--- Given data ---

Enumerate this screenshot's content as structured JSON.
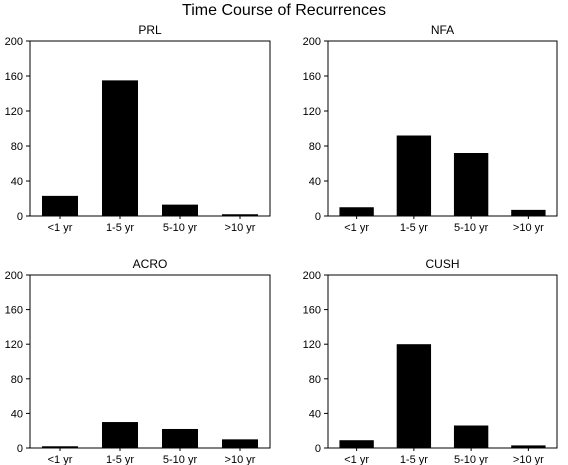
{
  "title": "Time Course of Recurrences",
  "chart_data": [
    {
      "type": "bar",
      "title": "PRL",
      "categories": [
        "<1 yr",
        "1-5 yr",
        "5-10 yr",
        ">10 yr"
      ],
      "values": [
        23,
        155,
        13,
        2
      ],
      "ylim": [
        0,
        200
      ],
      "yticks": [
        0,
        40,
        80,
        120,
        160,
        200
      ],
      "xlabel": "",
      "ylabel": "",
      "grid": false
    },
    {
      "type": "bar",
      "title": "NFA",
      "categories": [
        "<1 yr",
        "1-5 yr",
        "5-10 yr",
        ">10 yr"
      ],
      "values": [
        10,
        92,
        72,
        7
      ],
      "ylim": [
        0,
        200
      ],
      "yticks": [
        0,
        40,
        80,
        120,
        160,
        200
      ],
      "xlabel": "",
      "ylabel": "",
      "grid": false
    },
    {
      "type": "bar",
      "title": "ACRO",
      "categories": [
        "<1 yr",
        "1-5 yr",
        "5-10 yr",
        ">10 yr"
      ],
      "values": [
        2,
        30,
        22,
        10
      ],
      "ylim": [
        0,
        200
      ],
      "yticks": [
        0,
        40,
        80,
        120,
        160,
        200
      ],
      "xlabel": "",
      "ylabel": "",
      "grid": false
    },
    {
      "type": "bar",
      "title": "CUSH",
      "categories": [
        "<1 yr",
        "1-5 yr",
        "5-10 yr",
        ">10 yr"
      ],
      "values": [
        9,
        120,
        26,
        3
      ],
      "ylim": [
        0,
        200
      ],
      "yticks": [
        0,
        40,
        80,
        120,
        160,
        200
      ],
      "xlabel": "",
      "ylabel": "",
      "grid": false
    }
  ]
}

---

Output the records above exactly; leave out the pictures.

Solution to this problem
Enumerate this screenshot's content as structured JSON.
{
  "title": "Time Course of Recurrences",
  "chart_data": [
    {
      "type": "bar",
      "title": "PRL",
      "categories": [
        "<1 yr",
        "1-5 yr",
        "5-10 yr",
        ">10 yr"
      ],
      "values": [
        23,
        155,
        13,
        2
      ],
      "ylim": [
        0,
        200
      ],
      "yticks": [
        0,
        40,
        80,
        120,
        160,
        200
      ],
      "xlabel": "",
      "ylabel": "",
      "grid": false
    },
    {
      "type": "bar",
      "title": "NFA",
      "categories": [
        "<1 yr",
        "1-5 yr",
        "5-10 yr",
        ">10 yr"
      ],
      "values": [
        10,
        92,
        72,
        7
      ],
      "ylim": [
        0,
        200
      ],
      "yticks": [
        0,
        40,
        80,
        120,
        160,
        200
      ],
      "xlabel": "",
      "ylabel": "",
      "grid": false
    },
    {
      "type": "bar",
      "title": "ACRO",
      "categories": [
        "<1 yr",
        "1-5 yr",
        "5-10 yr",
        ">10 yr"
      ],
      "values": [
        2,
        30,
        22,
        10
      ],
      "ylim": [
        0,
        200
      ],
      "yticks": [
        0,
        40,
        80,
        120,
        160,
        200
      ],
      "xlabel": "",
      "ylabel": "",
      "grid": false
    },
    {
      "type": "bar",
      "title": "CUSH",
      "categories": [
        "<1 yr",
        "1-5 yr",
        "5-10 yr",
        ">10 yr"
      ],
      "values": [
        9,
        120,
        26,
        3
      ],
      "ylim": [
        0,
        200
      ],
      "yticks": [
        0,
        40,
        80,
        120,
        160,
        200
      ],
      "xlabel": "",
      "ylabel": "",
      "grid": false
    }
  ]
}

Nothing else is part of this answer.